§ Material shown

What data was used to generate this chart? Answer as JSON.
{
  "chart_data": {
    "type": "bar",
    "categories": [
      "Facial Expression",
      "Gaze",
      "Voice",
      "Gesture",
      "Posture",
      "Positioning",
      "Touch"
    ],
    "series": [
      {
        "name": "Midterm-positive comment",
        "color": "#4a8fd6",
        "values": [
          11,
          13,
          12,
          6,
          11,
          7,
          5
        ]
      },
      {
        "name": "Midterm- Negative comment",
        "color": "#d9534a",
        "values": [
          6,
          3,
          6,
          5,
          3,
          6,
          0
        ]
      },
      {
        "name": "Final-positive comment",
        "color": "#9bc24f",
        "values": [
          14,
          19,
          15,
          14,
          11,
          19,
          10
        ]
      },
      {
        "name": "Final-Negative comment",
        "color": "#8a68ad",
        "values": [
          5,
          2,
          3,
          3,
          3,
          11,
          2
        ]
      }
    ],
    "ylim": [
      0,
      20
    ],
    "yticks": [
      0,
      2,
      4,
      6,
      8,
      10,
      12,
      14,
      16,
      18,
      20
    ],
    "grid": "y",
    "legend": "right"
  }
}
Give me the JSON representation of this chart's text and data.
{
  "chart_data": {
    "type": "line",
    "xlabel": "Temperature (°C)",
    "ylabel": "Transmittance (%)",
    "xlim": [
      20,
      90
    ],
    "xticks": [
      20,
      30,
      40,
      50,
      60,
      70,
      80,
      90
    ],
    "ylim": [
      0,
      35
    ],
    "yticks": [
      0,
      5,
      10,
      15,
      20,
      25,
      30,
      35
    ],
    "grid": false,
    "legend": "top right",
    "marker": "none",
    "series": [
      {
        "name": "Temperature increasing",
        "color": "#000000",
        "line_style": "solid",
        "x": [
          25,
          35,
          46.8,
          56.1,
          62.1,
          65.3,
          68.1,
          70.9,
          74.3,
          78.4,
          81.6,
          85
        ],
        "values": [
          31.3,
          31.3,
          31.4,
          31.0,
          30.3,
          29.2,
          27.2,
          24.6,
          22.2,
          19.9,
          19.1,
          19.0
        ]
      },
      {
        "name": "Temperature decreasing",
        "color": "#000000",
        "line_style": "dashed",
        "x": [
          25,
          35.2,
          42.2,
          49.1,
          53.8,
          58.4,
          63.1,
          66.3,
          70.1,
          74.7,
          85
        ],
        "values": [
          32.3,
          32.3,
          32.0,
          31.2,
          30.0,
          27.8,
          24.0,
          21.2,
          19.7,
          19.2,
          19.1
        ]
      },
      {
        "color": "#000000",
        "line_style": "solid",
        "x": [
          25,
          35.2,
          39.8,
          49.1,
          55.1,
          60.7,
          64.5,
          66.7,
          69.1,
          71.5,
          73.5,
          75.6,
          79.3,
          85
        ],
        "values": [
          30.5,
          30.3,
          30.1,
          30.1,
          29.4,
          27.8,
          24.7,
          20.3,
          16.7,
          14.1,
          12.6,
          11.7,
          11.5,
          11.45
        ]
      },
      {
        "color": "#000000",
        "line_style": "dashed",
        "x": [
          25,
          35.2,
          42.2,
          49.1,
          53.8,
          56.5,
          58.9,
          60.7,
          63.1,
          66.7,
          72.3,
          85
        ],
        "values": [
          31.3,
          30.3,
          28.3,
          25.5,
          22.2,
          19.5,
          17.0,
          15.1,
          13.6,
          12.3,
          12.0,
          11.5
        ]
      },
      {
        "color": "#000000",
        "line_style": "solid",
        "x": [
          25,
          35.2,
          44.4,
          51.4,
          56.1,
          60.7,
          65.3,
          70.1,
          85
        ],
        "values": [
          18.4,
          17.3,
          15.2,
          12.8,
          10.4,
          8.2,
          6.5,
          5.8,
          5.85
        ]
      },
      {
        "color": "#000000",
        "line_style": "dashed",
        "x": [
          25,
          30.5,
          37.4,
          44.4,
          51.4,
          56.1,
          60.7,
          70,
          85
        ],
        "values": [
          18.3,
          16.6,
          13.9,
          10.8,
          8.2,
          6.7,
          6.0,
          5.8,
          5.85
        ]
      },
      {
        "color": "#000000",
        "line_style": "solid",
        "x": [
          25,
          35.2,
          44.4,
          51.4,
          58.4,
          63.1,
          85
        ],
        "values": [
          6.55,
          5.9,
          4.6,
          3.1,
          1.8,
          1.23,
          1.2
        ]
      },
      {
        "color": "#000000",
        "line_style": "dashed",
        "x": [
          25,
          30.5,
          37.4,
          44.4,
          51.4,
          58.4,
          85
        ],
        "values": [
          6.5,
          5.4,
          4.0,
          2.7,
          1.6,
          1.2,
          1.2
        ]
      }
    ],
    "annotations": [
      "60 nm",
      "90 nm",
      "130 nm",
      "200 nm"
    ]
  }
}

§ Stated problem
Reproduce the records word for word.

§ Final result
What data was used to generate this chart? Answer as JSON.
{
  "chart_data": {
    "type": "bar",
    "categories": [
      "Facial Expression",
      "Gaze",
      "Voice",
      "Gesture",
      "Posture",
      "Positioning",
      "Touch"
    ],
    "series": [
      {
        "name": "Midterm-positive comment",
        "color": "#4a8fd6",
        "values": [
          11,
          13,
          12,
          6,
          11,
          7,
          5
        ]
      },
      {
        "name": "Midterm- Negative comment",
        "color": "#d9534a",
        "values": [
          6,
          3,
          6,
          5,
          3,
          6,
          0
        ]
      },
      {
        "name": "Final-positive comment",
        "color": "#9bc24f",
        "values": [
          14,
          19,
          15,
          14,
          11,
          19,
          10
        ]
      },
      {
        "name": "Final-Negative comment",
        "color": "#8a68ad",
        "values": [
          5,
          2,
          3,
          3,
          3,
          11,
          2
        ]
      }
    ],
    "ylim": [
      0,
      20
    ],
    "yticks": [
      0,
      2,
      4,
      6,
      8,
      10,
      12,
      14,
      16,
      18,
      20
    ],
    "grid": "y",
    "legend": "right"
  }
}
Give me the JSON representation of this chart's text and data.
{
  "chart_data": {
    "type": "line",
    "xlabel": "Temperature (°C)",
    "ylabel": "Transmittance (%)",
    "xlim": [
      20,
      90
    ],
    "xticks": [
      20,
      30,
      40,
      50,
      60,
      70,
      80,
      90
    ],
    "ylim": [
      0,
      35
    ],
    "yticks": [
      0,
      5,
      10,
      15,
      20,
      25,
      30,
      35
    ],
    "grid": false,
    "legend": "top right",
    "marker": "none",
    "series": [
      {
        "name": "Temperature increasing",
        "color": "#000000",
        "line_style": "solid",
        "x": [
          25,
          35,
          46.8,
          56.1,
          62.1,
          65.3,
          68.1,
          70.9,
          74.3,
          78.4,
          81.6,
          85
        ],
        "values": [
          31.3,
          31.3,
          31.4,
          31.0,
          30.3,
          29.2,
          27.2,
          24.6,
          22.2,
          19.9,
          19.1,
          19.0
        ]
      },
      {
        "name": "Temperature decreasing",
        "color": "#000000",
        "line_style": "dashed",
        "x": [
          25,
          35.2,
          42.2,
          49.1,
          53.8,
          58.4,
          63.1,
          66.3,
          70.1,
          74.7,
          85
        ],
        "values": [
          32.3,
          32.3,
          32.0,
          31.2,
          30.0,
          27.8,
          24.0,
          21.2,
          19.7,
          19.2,
          19.1
        ]
      },
      {
        "color": "#000000",
        "line_style": "solid",
        "x": [
          25,
          35.2,
          39.8,
          49.1,
          55.1,
          60.7,
          64.5,
          66.7,
          69.1,
          71.5,
          73.5,
          75.6,
          79.3,
          85
        ],
        "values": [
          30.5,
          30.3,
          30.1,
          30.1,
          29.4,
          27.8,
          24.7,
          20.3,
          16.7,
          14.1,
          12.6,
          11.7,
          11.5,
          11.45
        ]
      },
      {
        "color": "#000000",
        "line_style": "dashed",
        "x": [
          25,
          35.2,
          42.2,
          49.1,
          53.8,
          56.5,
          58.9,
          60.7,
          63.1,
          66.7,
          72.3,
          85
        ],
        "values": [
          31.3,
          30.3,
          28.3,
          25.5,
          22.2,
          19.5,
          17.0,
          15.1,
          13.6,
          12.3,
          12.0,
          11.5
        ]
      },
      {
        "color": "#000000",
        "line_style": "solid",
        "x": [
          25,
          35.2,
          44.4,
          51.4,
          56.1,
          60.7,
          65.3,
          70.1,
          85
        ],
        "values": [
          18.4,
          17.3,
          15.2,
          12.8,
          10.4,
          8.2,
          6.5,
          5.8,
          5.85
        ]
      },
      {
        "color": "#000000",
        "line_style": "dashed",
        "x": [
          25,
          30.5,
          37.4,
          44.4,
          51.4,
          56.1,
          60.7,
          70,
          85
        ],
        "values": [
          18.3,
          16.6,
          13.9,
          10.8,
          8.2,
          6.7,
          6.0,
          5.8,
          5.85
        ]
      },
      {
        "color": "#000000",
        "line_style": "solid",
        "x": [
          25,
          35.2,
          44.4,
          51.4,
          58.4,
          63.1,
          85
        ],
        "values": [
          6.55,
          5.9,
          4.6,
          3.1,
          1.8,
          1.23,
          1.2
        ]
      },
      {
        "color": "#000000",
        "line_style": "dashed",
        "x": [
          25,
          30.5,
          37.4,
          44.4,
          51.4,
          58.4,
          85
        ],
        "values": [
          6.5,
          5.4,
          4.0,
          2.7,
          1.6,
          1.2,
          1.2
        ]
      }
    ],
    "annotations": [
      "60 nm",
      "90 nm",
      "130 nm",
      "200 nm"
    ]
  }
}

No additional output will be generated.